| Task goal |
Find every line with the string "this" in it, count them, and reply with that count only.

| Records supplied |
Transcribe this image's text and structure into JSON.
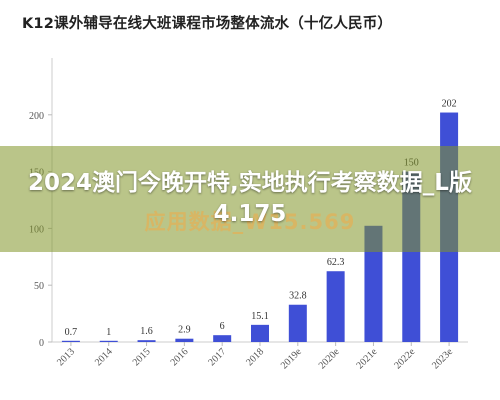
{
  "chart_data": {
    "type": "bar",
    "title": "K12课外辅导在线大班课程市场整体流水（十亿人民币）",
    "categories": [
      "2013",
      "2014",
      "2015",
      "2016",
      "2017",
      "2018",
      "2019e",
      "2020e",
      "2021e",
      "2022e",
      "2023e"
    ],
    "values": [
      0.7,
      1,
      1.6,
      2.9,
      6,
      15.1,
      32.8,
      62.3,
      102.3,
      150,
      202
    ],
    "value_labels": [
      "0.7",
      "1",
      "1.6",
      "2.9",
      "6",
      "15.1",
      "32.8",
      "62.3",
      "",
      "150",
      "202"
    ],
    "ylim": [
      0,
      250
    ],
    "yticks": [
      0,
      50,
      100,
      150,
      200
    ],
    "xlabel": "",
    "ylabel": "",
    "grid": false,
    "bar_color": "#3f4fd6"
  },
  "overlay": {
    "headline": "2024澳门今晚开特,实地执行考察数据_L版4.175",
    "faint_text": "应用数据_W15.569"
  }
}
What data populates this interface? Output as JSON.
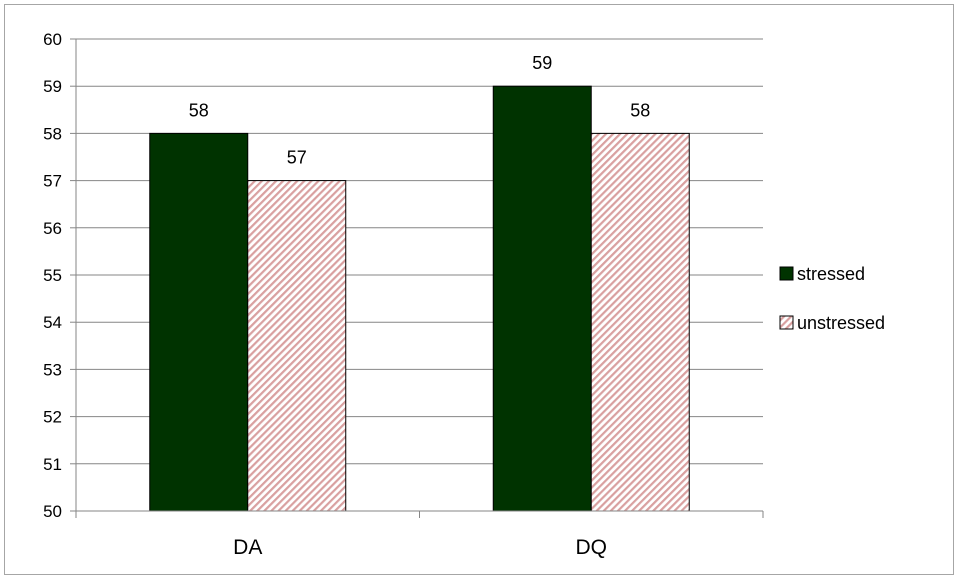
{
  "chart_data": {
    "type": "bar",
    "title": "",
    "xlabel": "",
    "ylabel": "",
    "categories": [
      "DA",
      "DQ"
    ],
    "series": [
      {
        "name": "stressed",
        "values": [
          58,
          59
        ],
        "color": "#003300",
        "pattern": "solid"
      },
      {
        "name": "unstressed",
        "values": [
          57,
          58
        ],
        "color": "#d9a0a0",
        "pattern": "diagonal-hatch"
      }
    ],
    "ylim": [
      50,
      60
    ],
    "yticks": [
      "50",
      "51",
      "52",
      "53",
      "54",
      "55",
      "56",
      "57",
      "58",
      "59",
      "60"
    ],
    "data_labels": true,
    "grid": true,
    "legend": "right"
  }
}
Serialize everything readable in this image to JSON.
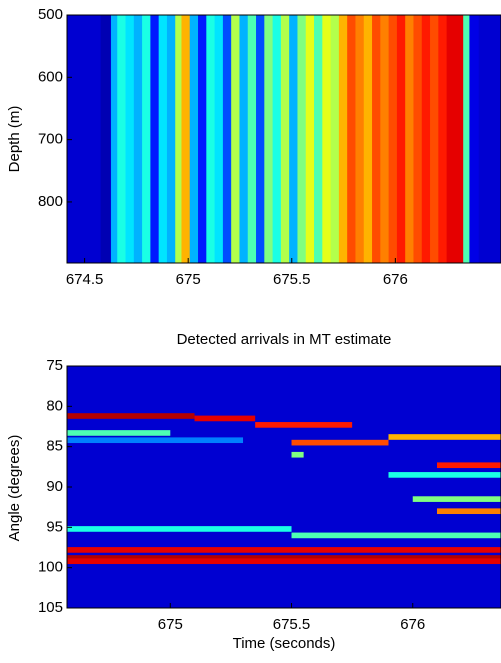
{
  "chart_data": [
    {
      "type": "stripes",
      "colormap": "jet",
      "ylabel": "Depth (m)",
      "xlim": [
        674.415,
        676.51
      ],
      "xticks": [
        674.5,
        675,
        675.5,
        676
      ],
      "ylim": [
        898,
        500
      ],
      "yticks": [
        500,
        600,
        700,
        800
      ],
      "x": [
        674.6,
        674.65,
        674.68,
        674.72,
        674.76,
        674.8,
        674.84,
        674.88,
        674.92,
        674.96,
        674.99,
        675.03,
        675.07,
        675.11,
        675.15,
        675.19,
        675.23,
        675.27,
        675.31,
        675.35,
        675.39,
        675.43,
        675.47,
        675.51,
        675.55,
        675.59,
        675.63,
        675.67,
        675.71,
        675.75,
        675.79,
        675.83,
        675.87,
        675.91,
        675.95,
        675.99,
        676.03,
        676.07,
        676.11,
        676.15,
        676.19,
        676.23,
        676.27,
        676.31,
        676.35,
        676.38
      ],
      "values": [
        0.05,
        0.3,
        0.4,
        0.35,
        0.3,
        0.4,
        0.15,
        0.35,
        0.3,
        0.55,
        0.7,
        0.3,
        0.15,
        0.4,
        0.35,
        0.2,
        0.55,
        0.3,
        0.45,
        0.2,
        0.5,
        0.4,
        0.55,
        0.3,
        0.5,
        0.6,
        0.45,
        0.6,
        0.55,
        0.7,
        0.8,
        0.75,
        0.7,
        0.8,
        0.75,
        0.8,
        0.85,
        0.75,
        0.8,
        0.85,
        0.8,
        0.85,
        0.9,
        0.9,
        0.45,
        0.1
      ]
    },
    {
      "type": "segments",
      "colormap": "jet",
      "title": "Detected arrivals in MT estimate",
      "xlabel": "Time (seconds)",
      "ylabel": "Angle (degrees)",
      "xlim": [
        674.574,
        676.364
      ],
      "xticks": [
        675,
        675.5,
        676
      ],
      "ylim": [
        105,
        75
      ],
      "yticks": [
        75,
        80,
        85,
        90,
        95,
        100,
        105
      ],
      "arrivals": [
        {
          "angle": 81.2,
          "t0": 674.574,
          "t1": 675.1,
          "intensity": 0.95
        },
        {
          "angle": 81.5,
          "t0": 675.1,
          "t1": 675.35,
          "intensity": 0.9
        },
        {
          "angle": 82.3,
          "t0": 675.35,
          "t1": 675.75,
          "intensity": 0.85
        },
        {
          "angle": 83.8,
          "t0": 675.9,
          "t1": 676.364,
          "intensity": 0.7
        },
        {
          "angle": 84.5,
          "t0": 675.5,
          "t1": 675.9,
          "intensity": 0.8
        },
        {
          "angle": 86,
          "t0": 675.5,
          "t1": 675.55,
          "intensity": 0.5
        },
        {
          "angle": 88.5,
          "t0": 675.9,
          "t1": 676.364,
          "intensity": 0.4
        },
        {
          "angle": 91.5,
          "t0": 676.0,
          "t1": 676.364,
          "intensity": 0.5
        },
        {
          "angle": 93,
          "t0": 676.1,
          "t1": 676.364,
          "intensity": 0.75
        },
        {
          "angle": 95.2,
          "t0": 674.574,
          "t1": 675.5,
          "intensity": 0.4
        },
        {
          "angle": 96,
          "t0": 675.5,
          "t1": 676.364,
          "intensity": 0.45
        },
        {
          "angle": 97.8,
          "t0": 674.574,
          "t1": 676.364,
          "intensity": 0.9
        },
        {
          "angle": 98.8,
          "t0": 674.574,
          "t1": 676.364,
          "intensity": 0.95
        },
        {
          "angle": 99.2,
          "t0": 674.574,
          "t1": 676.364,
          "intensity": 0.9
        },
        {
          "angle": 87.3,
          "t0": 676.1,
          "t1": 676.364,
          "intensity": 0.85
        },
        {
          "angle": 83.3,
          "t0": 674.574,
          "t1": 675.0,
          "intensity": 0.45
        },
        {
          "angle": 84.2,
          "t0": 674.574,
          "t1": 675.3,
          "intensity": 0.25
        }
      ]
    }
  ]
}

...

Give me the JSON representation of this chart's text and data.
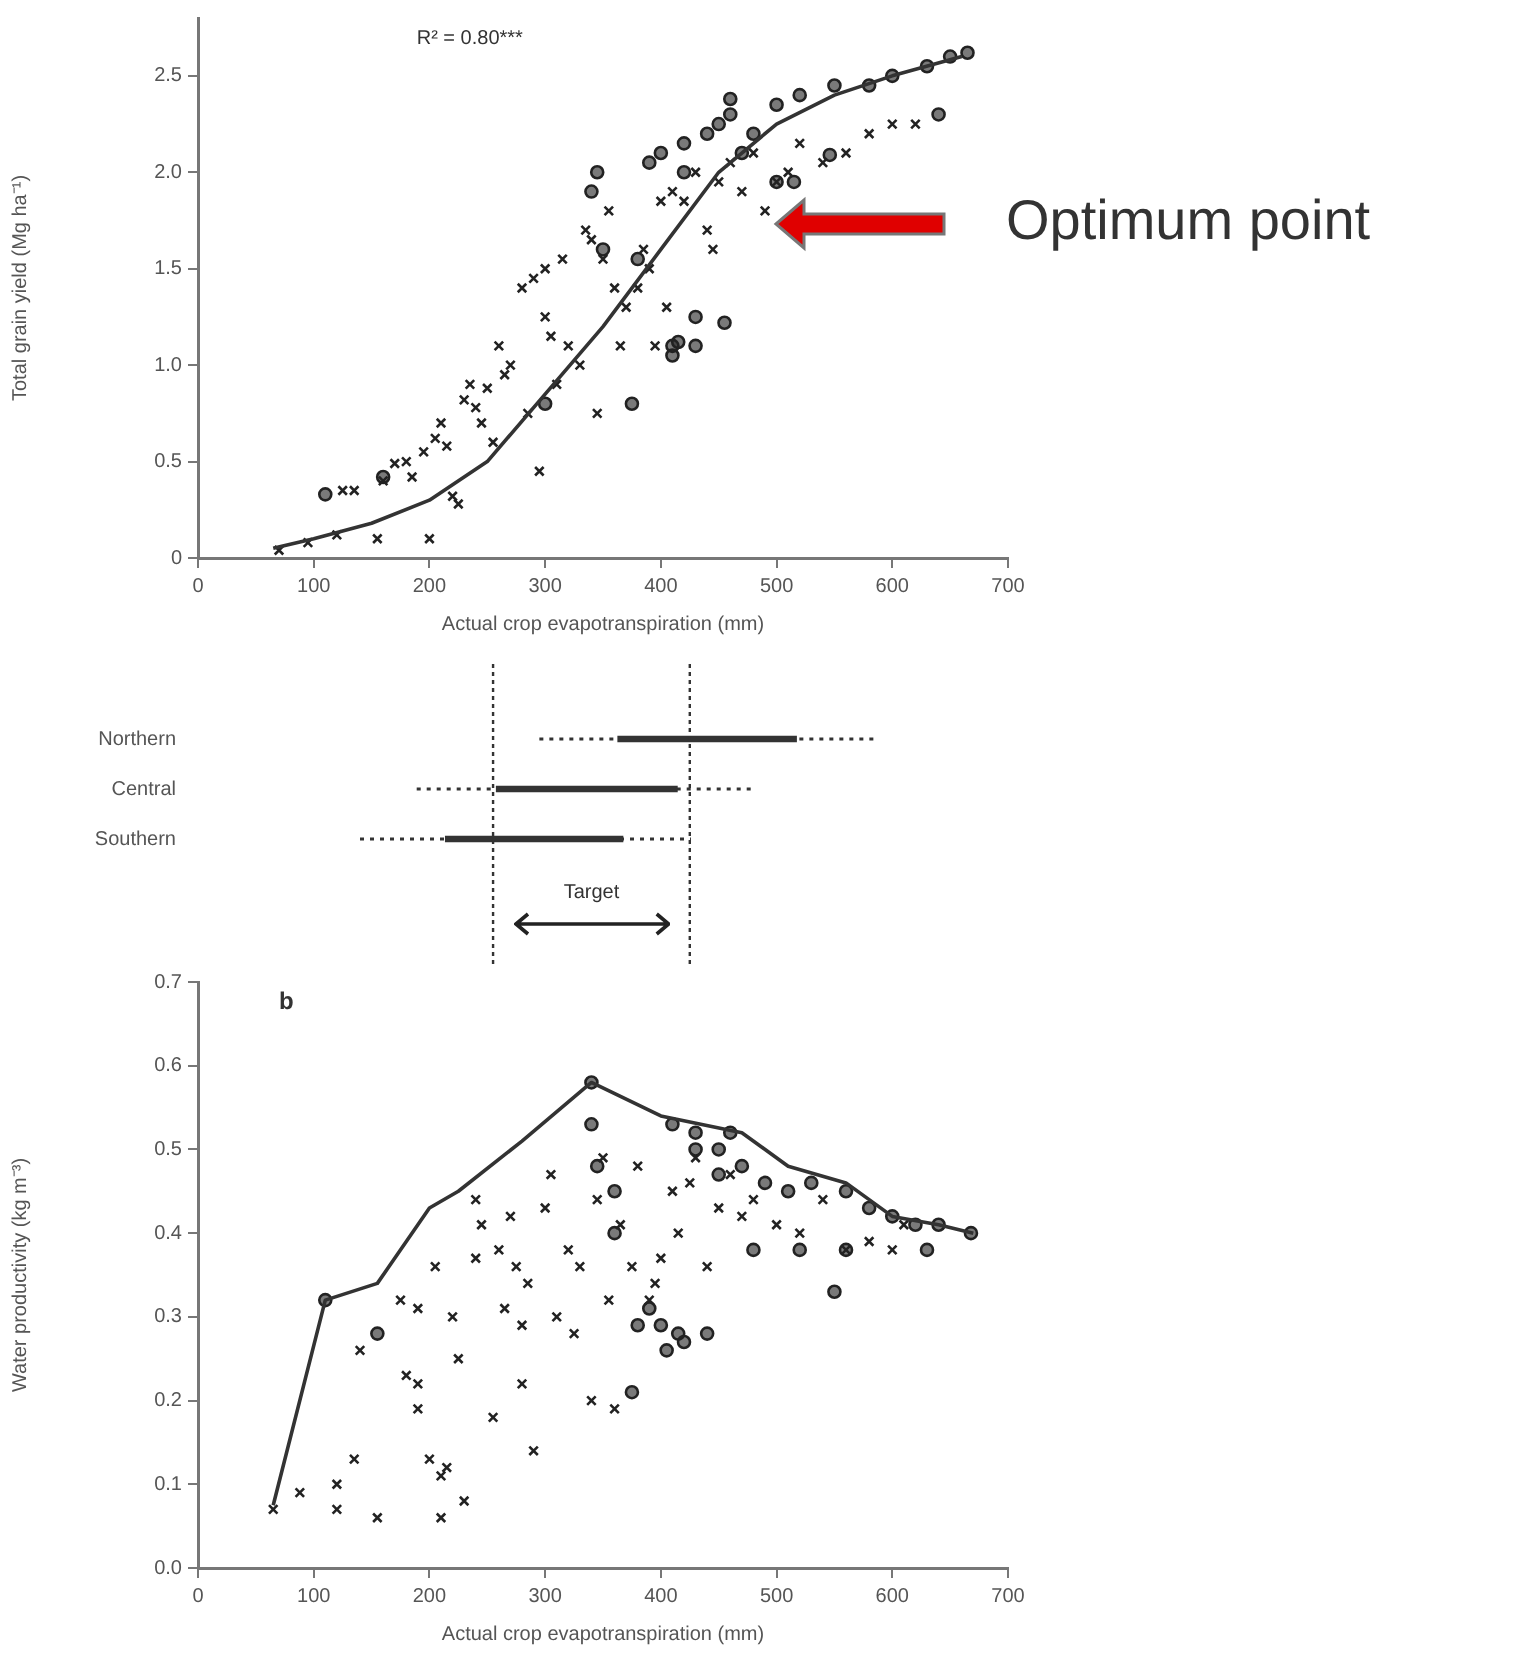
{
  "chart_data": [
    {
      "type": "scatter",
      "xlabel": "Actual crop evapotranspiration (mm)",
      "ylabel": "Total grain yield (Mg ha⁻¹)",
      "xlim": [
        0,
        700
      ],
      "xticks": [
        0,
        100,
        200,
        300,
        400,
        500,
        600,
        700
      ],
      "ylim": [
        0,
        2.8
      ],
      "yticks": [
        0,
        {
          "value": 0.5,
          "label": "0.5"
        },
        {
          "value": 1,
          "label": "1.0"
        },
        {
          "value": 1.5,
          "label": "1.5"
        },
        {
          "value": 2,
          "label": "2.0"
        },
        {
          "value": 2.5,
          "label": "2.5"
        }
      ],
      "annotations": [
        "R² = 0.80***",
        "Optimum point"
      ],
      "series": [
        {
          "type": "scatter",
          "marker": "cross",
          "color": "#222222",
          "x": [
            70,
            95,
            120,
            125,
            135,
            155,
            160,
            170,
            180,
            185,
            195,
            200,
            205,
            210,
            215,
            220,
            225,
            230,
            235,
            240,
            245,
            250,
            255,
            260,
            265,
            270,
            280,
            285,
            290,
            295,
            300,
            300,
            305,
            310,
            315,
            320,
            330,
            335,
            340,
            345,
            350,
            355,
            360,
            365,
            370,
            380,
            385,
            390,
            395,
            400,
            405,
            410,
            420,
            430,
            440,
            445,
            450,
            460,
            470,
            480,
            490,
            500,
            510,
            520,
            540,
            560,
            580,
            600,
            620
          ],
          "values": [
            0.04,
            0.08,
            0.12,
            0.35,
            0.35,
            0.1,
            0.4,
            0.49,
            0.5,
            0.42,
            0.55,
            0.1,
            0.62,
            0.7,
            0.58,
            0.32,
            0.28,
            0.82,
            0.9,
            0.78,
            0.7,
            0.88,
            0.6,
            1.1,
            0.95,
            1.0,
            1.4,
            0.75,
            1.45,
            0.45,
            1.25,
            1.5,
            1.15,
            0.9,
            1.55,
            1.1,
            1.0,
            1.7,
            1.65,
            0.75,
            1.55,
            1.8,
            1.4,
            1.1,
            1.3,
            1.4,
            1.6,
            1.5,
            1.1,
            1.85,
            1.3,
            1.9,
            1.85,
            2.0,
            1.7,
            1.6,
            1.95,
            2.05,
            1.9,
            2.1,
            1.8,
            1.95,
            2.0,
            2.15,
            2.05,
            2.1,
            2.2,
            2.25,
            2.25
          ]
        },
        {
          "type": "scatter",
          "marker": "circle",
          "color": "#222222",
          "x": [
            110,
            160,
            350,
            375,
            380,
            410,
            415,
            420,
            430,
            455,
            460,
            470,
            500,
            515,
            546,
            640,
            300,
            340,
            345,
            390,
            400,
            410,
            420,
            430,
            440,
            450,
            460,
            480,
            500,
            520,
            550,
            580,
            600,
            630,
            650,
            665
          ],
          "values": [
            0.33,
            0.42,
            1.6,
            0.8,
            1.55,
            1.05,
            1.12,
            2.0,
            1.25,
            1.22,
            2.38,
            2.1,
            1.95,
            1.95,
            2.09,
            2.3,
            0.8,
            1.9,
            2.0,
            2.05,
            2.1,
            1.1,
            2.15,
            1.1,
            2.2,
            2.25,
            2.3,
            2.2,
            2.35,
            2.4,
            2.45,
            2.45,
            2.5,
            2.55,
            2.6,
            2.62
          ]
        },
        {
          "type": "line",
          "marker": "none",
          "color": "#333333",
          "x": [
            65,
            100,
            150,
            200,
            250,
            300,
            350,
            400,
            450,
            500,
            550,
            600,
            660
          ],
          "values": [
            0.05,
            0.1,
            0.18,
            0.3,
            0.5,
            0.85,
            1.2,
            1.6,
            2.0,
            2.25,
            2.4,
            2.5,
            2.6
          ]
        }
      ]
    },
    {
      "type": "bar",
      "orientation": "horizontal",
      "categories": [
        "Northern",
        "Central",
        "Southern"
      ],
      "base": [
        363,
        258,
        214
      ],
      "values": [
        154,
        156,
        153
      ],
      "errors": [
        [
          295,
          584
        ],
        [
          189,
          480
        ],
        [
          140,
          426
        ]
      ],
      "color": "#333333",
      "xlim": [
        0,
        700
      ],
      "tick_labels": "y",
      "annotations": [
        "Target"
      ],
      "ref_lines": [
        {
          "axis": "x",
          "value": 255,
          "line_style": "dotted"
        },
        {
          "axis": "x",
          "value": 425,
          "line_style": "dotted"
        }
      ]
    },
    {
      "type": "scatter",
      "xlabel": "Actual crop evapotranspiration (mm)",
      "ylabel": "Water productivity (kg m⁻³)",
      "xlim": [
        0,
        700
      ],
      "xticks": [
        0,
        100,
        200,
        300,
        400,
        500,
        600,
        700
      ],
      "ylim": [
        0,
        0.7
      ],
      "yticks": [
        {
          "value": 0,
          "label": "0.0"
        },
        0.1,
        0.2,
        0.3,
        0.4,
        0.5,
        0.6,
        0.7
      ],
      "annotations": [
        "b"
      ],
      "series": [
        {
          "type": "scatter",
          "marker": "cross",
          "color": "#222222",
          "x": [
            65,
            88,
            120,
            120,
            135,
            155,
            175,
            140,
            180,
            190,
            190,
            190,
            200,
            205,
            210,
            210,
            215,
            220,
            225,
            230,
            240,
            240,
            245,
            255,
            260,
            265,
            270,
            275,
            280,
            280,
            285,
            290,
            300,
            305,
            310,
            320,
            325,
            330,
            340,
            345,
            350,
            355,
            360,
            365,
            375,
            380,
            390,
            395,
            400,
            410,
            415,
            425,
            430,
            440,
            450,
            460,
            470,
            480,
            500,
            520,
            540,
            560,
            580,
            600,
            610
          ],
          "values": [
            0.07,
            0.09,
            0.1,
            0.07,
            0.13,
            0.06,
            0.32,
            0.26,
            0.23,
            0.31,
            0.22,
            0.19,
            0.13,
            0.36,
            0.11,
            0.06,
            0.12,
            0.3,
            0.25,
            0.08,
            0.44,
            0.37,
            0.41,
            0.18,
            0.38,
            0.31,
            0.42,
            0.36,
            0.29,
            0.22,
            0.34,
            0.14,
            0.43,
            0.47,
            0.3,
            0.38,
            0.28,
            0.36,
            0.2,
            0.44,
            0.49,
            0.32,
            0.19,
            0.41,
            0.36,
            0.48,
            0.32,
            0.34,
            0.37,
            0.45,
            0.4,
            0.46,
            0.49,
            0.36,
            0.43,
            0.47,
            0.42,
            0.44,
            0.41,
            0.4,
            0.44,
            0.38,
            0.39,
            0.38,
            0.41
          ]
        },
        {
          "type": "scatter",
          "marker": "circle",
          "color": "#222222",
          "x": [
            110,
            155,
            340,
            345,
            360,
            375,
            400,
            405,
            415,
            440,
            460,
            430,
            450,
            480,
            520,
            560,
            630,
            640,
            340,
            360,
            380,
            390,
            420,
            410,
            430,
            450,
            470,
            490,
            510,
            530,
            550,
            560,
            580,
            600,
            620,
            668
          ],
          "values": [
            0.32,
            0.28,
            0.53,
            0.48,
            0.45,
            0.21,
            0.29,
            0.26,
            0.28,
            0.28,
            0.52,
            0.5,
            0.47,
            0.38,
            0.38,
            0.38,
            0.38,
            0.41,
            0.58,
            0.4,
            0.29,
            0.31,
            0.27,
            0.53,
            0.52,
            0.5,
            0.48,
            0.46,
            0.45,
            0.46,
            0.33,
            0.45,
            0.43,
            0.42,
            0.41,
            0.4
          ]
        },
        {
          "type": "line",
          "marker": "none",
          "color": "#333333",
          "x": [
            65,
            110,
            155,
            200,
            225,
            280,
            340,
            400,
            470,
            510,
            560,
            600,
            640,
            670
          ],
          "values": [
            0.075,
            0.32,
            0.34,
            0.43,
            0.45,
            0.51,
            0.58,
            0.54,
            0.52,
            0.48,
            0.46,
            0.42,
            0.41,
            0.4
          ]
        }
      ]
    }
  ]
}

==

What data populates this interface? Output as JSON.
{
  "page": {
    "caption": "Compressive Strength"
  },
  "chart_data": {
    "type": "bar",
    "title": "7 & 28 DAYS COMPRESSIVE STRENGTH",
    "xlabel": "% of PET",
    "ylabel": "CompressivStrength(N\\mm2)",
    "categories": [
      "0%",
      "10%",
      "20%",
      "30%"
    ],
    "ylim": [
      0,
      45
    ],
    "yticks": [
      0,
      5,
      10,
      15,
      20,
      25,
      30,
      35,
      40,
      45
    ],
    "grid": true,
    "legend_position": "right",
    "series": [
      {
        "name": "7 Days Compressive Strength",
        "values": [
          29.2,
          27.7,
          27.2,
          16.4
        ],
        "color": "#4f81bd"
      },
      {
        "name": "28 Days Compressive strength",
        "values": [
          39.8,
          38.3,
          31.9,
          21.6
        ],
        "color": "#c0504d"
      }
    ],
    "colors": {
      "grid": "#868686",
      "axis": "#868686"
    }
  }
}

| Complete response |
5